## WHAT THIS TASK INVOLVES:
Print the entries that appear below, exactly as written and without their pictures.

## SUPPLIED ENTRIES:

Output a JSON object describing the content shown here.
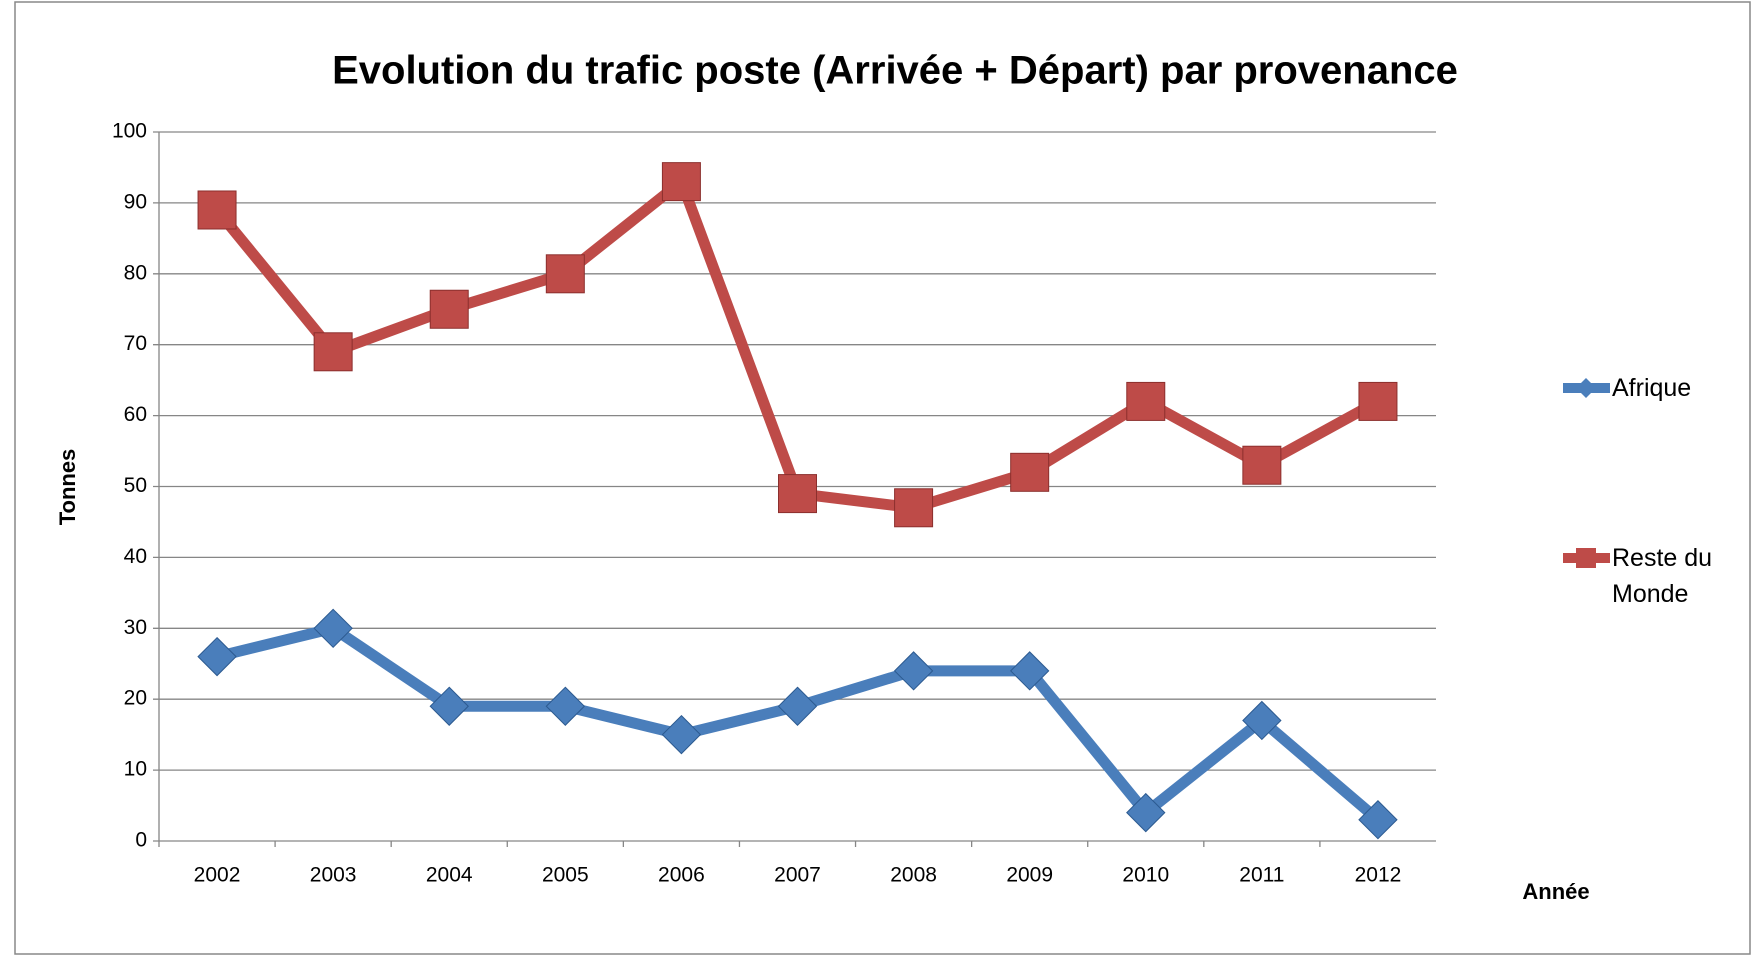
{
  "chart_data": {
    "type": "line",
    "title": "Evolution du trafic poste (Arrivée + Départ) par provenance",
    "x_label": "Année",
    "y_label": "Tonnes",
    "categories": [
      "2002",
      "2003",
      "2004",
      "2005",
      "2006",
      "2007",
      "2008",
      "2009",
      "2010",
      "2011",
      "2012"
    ],
    "series": [
      {
        "name": "Afrique",
        "color": "#4a7ebb",
        "marker": "diamond",
        "values": [
          26,
          30,
          19,
          19,
          15,
          19,
          24,
          24,
          4,
          17,
          3
        ]
      },
      {
        "name": "Reste du Monde",
        "color": "#be4b48",
        "marker": "square",
        "values": [
          89,
          69,
          75,
          80,
          93,
          49,
          47,
          52,
          62,
          53,
          62
        ]
      }
    ],
    "ylim": [
      0,
      100
    ],
    "yticks": [
      0,
      10,
      20,
      30,
      40,
      50,
      60,
      70,
      80,
      90,
      100
    ],
    "grid": true,
    "legend": "right"
  }
}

## FINISHED TASK:
Output a JSON object describing the content shown here.
{
  "chart_data": {
    "type": "line",
    "title": "Evolution du trafic poste (Arrivée + Départ) par provenance",
    "x_label": "Année",
    "y_label": "Tonnes",
    "categories": [
      "2002",
      "2003",
      "2004",
      "2005",
      "2006",
      "2007",
      "2008",
      "2009",
      "2010",
      "2011",
      "2012"
    ],
    "series": [
      {
        "name": "Afrique",
        "color": "#4a7ebb",
        "marker": "diamond",
        "values": [
          26,
          30,
          19,
          19,
          15,
          19,
          24,
          24,
          4,
          17,
          3
        ]
      },
      {
        "name": "Reste du Monde",
        "color": "#be4b48",
        "marker": "square",
        "values": [
          89,
          69,
          75,
          80,
          93,
          49,
          47,
          52,
          62,
          53,
          62
        ]
      }
    ],
    "ylim": [
      0,
      100
    ],
    "yticks": [
      0,
      10,
      20,
      30,
      40,
      50,
      60,
      70,
      80,
      90,
      100
    ],
    "grid": true,
    "legend": "right"
  }
}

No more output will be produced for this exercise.